- [PROBLEM STATEMENT]:
Beneath this sentence is a set of records; write each of them out exactly.

==== SUPPLIED DATA ====

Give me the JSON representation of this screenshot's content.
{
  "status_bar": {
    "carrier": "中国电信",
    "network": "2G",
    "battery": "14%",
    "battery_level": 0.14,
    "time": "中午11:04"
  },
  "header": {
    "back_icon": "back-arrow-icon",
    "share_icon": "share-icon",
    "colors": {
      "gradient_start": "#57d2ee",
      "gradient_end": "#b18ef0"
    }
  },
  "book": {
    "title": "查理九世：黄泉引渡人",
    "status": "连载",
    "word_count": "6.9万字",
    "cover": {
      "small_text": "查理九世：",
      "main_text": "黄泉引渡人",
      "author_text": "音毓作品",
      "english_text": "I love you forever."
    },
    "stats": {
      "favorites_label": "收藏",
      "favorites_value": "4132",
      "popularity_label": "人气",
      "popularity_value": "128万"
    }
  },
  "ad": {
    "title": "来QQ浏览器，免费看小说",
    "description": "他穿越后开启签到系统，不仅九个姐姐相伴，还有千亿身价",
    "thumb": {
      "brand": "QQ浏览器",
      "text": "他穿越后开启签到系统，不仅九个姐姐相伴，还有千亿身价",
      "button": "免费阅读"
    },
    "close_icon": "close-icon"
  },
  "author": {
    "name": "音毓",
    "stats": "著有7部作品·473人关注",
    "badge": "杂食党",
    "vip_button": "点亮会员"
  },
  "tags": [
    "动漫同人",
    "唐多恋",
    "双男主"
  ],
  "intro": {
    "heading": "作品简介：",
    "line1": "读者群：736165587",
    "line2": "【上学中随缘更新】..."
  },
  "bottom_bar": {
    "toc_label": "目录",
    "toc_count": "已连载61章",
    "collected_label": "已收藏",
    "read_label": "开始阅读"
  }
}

====

- [EXERCISE OUTPUT]:
Give me the JSON representation of this screenshot's content.
{
  "status_bar": {
    "carrier": "中国电信",
    "network": "2G",
    "battery": "14%",
    "battery_level": 0.14,
    "time": "中午11:04"
  },
  "header": {
    "back_icon": "back-arrow-icon",
    "share_icon": "share-icon",
    "colors": {
      "gradient_start": "#57d2ee",
      "gradient_end": "#b18ef0"
    }
  },
  "book": {
    "title": "查理九世：黄泉引渡人",
    "status": "连载",
    "word_count": "6.9万字",
    "cover": {
      "small_text": "查理九世：",
      "main_text": "黄泉引渡人",
      "author_text": "音毓作品",
      "english_text": "I love you forever."
    },
    "stats": {
      "favorites_label": "收藏",
      "favorites_value": "4132",
      "popularity_label": "人气",
      "popularity_value": "128万"
    }
  },
  "ad": {
    "title": "来QQ浏览器，免费看小说",
    "description": "他穿越后开启签到系统，不仅九个姐姐相伴，还有千亿身价",
    "thumb": {
      "brand": "QQ浏览器",
      "text": "他穿越后开启签到系统，不仅九个姐姐相伴，还有千亿身价",
      "button": "免费阅读"
    },
    "close_icon": "close-icon"
  },
  "author": {
    "name": "音毓",
    "stats": "著有7部作品·473人关注",
    "badge": "杂食党",
    "vip_button": "点亮会员"
  },
  "tags": [
    "动漫同人",
    "唐多恋",
    "双男主"
  ],
  "intro": {
    "heading": "作品简介：",
    "line1": "读者群：736165587",
    "line2": "【上学中随缘更新】..."
  },
  "bottom_bar": {
    "toc_label": "目录",
    "toc_count": "已连载61章",
    "collected_label": "已收藏",
    "read_label": "开始阅读"
  }
}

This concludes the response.